_Work to be completed_
Count every line of these entries that holds the word "JSON", and reply with the number only.

* * * * * * * * *

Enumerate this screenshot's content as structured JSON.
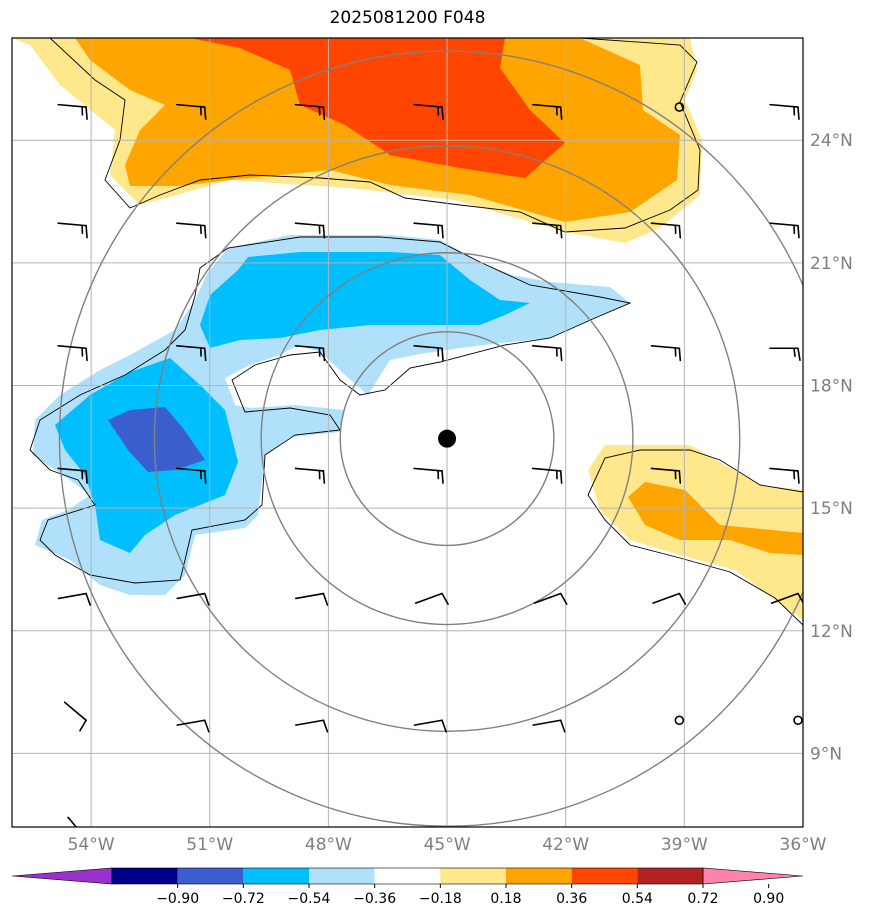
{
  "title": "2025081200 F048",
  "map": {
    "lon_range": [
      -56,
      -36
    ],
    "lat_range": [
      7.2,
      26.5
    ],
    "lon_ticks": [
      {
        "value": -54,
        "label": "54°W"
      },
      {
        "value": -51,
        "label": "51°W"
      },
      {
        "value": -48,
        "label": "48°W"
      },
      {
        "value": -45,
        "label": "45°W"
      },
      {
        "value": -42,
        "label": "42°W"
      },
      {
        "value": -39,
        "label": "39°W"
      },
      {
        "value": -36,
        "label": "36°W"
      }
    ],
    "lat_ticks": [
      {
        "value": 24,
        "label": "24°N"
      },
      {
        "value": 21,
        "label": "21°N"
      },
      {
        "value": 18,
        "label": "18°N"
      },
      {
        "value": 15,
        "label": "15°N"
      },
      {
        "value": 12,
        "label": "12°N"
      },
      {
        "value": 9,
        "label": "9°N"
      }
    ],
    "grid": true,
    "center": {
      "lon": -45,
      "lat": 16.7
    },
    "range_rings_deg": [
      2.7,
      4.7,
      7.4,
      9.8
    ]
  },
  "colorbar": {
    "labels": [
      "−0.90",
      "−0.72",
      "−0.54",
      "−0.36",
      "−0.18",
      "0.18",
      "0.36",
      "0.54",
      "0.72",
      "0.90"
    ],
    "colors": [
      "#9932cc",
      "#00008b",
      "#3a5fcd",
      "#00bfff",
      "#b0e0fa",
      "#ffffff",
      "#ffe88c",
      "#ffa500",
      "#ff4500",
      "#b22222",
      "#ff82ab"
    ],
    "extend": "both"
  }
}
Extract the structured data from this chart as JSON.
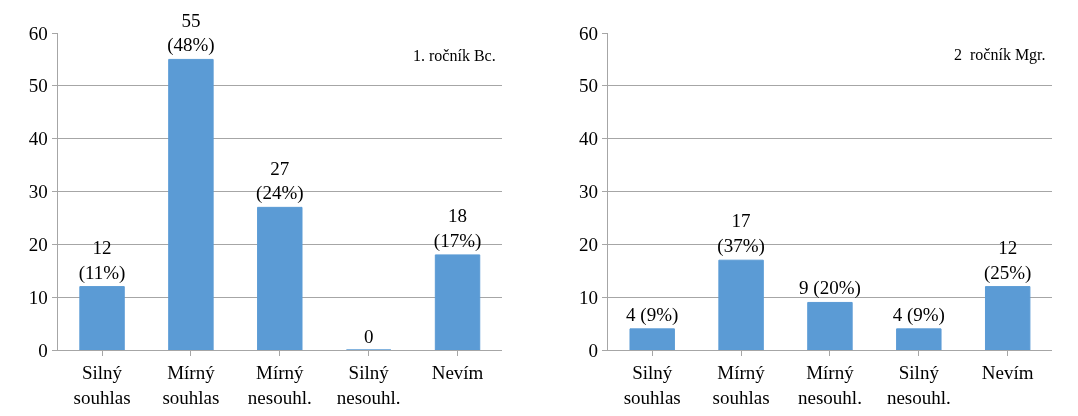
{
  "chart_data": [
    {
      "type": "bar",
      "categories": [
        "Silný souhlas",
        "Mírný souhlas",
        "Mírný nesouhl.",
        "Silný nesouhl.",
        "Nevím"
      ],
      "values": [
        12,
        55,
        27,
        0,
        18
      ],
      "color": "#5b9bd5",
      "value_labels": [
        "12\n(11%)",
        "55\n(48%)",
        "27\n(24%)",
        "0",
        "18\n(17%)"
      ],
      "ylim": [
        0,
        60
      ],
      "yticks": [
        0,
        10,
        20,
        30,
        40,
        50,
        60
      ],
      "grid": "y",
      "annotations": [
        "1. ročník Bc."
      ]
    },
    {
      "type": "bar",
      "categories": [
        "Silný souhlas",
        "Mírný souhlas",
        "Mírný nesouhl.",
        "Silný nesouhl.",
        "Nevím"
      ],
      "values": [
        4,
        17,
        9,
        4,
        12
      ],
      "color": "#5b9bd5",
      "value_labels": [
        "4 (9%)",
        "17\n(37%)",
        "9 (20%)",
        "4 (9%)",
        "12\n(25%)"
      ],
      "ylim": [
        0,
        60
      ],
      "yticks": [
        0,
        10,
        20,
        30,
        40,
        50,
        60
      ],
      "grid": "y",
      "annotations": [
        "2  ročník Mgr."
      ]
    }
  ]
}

* * * * * * * * *

_Solved problem_
2